◆ **Records provided**
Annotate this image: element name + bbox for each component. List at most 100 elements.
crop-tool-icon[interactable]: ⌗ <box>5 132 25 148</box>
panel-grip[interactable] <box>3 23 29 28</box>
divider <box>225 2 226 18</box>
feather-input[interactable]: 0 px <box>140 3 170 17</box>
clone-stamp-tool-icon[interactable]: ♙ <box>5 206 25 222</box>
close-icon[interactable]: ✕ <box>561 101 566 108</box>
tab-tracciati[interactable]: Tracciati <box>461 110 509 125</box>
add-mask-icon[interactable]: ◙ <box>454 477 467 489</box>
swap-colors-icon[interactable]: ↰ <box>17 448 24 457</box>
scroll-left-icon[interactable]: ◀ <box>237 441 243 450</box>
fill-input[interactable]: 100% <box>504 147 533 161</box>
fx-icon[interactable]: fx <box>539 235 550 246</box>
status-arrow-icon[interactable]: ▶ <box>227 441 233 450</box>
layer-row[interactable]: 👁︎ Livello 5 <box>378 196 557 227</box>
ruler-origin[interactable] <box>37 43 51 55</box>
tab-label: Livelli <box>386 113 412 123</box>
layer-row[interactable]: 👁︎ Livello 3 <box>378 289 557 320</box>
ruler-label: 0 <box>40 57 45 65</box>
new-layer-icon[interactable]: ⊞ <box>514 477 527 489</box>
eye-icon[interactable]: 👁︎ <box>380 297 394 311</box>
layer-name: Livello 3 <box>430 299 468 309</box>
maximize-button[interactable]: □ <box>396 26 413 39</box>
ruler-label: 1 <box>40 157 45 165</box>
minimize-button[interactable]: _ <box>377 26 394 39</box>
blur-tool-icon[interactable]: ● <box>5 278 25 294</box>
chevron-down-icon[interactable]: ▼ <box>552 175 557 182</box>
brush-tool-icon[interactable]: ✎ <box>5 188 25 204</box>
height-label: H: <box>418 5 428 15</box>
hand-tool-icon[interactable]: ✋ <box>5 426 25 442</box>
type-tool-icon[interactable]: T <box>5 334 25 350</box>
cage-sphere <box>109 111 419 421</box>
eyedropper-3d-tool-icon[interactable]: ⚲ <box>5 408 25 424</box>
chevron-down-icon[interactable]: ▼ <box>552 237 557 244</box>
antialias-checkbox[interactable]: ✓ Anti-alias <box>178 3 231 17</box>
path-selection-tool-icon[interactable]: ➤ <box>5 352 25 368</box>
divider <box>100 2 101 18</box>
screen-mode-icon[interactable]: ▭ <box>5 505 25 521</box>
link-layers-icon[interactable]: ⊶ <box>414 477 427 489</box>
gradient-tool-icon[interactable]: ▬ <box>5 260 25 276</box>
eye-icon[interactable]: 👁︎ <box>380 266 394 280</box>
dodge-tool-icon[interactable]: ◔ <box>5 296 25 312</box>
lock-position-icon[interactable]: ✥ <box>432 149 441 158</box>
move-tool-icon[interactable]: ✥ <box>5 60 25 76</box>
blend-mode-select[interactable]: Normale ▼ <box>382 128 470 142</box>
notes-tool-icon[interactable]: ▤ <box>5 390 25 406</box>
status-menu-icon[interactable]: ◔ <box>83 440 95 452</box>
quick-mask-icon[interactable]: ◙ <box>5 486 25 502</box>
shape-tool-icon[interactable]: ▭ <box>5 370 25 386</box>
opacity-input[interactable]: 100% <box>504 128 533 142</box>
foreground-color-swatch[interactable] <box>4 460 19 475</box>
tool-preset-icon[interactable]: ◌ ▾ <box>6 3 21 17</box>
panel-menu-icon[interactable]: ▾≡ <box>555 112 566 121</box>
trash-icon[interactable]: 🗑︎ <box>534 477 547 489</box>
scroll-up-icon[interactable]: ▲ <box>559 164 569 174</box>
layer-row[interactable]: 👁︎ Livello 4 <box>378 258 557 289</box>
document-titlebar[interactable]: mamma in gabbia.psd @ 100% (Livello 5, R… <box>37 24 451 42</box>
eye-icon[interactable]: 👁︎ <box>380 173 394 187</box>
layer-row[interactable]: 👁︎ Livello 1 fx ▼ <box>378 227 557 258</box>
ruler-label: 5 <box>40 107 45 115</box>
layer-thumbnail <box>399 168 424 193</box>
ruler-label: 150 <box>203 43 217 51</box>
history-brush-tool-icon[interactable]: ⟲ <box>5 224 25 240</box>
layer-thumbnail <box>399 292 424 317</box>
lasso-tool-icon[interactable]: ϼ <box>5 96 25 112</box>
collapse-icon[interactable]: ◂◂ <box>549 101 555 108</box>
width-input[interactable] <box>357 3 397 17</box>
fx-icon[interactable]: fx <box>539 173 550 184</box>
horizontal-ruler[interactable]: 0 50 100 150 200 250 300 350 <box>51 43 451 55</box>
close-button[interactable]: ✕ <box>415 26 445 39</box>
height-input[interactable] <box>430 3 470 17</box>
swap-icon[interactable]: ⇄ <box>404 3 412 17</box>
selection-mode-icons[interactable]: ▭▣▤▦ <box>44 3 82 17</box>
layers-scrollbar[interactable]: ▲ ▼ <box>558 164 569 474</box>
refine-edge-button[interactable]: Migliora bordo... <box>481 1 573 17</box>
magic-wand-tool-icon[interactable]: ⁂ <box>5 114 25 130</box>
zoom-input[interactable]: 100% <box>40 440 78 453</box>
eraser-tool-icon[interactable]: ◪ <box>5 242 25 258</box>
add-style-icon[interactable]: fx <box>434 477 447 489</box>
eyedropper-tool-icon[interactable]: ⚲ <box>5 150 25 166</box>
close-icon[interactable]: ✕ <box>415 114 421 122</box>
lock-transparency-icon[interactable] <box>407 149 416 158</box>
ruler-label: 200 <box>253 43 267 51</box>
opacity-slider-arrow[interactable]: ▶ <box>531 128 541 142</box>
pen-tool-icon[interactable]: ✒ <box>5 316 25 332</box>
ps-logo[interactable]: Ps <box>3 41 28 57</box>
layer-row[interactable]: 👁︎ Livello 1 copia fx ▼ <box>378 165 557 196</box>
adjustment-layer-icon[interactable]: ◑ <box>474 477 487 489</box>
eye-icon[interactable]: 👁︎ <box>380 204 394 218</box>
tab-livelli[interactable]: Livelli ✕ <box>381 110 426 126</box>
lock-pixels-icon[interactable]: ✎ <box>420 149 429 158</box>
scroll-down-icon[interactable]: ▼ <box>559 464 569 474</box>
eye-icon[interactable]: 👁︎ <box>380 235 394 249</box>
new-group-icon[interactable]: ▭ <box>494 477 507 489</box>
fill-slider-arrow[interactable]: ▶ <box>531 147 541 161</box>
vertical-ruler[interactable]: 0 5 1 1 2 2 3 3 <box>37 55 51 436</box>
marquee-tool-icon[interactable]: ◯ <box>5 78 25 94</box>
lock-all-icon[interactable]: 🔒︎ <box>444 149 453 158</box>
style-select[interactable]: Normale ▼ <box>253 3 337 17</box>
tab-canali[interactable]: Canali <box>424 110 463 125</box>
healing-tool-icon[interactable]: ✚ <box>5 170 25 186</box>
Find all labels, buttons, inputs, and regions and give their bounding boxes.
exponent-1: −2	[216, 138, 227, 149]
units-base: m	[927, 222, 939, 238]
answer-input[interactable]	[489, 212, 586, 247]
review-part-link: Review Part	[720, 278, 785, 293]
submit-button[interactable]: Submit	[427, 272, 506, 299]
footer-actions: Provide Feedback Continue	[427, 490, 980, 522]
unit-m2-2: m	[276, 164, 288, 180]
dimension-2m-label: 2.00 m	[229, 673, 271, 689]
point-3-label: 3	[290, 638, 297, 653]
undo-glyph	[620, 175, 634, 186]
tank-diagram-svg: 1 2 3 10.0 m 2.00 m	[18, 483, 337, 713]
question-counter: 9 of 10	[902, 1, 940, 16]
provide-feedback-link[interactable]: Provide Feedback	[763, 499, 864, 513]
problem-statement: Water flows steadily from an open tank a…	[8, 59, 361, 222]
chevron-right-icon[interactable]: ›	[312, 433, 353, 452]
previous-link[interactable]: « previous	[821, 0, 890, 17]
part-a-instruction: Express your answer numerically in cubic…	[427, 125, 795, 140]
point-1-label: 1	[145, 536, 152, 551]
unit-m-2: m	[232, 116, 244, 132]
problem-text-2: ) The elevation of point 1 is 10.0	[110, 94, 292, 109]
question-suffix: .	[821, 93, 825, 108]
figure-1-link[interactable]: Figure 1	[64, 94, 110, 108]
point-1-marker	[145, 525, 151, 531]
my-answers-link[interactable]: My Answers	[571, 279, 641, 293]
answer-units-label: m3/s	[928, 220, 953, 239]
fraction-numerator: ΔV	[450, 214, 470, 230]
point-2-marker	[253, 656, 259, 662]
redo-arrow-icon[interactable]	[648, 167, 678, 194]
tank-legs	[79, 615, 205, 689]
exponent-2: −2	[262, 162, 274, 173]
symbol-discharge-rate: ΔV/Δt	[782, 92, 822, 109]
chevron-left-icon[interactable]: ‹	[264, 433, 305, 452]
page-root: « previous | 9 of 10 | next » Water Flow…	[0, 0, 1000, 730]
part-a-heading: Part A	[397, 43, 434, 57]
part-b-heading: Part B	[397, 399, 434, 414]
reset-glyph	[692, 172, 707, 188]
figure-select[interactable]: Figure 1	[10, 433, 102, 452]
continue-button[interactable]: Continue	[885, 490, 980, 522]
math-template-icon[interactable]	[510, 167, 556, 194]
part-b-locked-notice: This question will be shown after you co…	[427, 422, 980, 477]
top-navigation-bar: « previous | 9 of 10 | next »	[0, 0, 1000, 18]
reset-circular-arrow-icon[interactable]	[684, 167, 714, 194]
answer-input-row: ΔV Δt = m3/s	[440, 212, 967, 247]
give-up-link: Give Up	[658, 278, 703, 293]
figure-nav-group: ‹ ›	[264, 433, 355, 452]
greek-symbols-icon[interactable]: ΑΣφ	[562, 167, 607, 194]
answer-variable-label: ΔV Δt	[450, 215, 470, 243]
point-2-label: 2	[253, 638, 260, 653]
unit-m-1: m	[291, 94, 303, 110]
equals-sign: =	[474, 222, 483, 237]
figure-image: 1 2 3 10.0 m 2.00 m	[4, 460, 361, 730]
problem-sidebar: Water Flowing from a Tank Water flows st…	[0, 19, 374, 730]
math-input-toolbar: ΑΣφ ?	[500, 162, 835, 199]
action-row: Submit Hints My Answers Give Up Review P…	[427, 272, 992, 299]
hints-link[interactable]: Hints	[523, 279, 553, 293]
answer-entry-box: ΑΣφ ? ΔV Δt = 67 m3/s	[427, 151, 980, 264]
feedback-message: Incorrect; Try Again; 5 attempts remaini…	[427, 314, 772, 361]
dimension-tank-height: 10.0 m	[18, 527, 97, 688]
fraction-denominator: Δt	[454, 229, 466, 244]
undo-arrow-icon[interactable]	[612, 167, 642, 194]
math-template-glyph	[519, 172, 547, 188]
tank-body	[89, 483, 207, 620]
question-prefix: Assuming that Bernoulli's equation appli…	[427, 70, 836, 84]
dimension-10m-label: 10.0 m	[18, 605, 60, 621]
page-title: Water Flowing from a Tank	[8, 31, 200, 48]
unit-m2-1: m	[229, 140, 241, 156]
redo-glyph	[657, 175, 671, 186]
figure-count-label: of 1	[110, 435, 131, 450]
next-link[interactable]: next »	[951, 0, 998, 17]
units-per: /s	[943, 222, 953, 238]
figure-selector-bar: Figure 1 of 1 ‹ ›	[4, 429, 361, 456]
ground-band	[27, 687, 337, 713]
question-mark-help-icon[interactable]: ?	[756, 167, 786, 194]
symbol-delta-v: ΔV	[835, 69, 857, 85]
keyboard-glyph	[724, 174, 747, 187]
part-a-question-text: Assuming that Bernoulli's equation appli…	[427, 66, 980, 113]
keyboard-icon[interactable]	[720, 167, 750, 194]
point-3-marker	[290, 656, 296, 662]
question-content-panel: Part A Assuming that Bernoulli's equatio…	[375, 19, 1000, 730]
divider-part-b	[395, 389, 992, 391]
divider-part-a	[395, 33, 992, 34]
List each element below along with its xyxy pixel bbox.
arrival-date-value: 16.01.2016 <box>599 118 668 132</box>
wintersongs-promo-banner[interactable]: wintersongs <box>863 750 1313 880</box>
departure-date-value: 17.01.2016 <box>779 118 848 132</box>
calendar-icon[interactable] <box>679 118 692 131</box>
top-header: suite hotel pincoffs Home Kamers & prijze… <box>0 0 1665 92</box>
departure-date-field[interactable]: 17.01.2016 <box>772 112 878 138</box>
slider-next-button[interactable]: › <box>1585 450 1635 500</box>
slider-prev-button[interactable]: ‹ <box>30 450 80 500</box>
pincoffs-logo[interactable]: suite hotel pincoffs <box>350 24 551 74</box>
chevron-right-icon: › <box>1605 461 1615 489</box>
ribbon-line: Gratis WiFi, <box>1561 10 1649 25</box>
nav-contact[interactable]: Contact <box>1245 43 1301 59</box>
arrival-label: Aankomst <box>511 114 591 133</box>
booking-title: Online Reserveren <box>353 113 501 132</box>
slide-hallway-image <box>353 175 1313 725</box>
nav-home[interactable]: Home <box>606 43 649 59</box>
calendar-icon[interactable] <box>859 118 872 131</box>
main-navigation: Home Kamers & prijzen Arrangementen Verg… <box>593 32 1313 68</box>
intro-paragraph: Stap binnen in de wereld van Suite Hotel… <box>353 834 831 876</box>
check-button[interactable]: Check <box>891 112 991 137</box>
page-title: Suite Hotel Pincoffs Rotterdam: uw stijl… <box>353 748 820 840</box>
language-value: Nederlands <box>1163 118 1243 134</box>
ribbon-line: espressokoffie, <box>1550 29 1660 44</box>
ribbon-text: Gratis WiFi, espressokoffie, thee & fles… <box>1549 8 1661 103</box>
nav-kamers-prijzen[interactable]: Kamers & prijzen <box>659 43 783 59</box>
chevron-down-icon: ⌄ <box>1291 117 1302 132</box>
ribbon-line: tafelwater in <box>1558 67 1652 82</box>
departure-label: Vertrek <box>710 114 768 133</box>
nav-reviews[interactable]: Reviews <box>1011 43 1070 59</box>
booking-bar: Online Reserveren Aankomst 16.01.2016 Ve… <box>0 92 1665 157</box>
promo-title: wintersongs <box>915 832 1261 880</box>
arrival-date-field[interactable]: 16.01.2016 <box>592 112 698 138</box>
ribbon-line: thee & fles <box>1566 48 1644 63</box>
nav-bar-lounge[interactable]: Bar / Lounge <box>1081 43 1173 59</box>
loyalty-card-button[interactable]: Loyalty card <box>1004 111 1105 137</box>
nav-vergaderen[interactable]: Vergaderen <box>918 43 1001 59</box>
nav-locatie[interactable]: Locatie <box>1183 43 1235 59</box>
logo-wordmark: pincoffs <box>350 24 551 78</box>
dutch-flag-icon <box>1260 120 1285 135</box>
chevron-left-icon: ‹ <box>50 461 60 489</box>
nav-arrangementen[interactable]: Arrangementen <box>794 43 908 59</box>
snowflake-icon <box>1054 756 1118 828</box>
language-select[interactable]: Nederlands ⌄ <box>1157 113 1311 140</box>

◆ **Written request**
Reproduce the records word for word from their first line through the line that contains "divider <box>225 2 226 18</box>", including both of those lines.

◆ **Written answer**
Annotate this image: element name + bbox for each component. List at most 100 elements.
crop-tool-icon[interactable]: ⌗ <box>5 132 25 148</box>
panel-grip[interactable] <box>3 23 29 28</box>
divider <box>225 2 226 18</box>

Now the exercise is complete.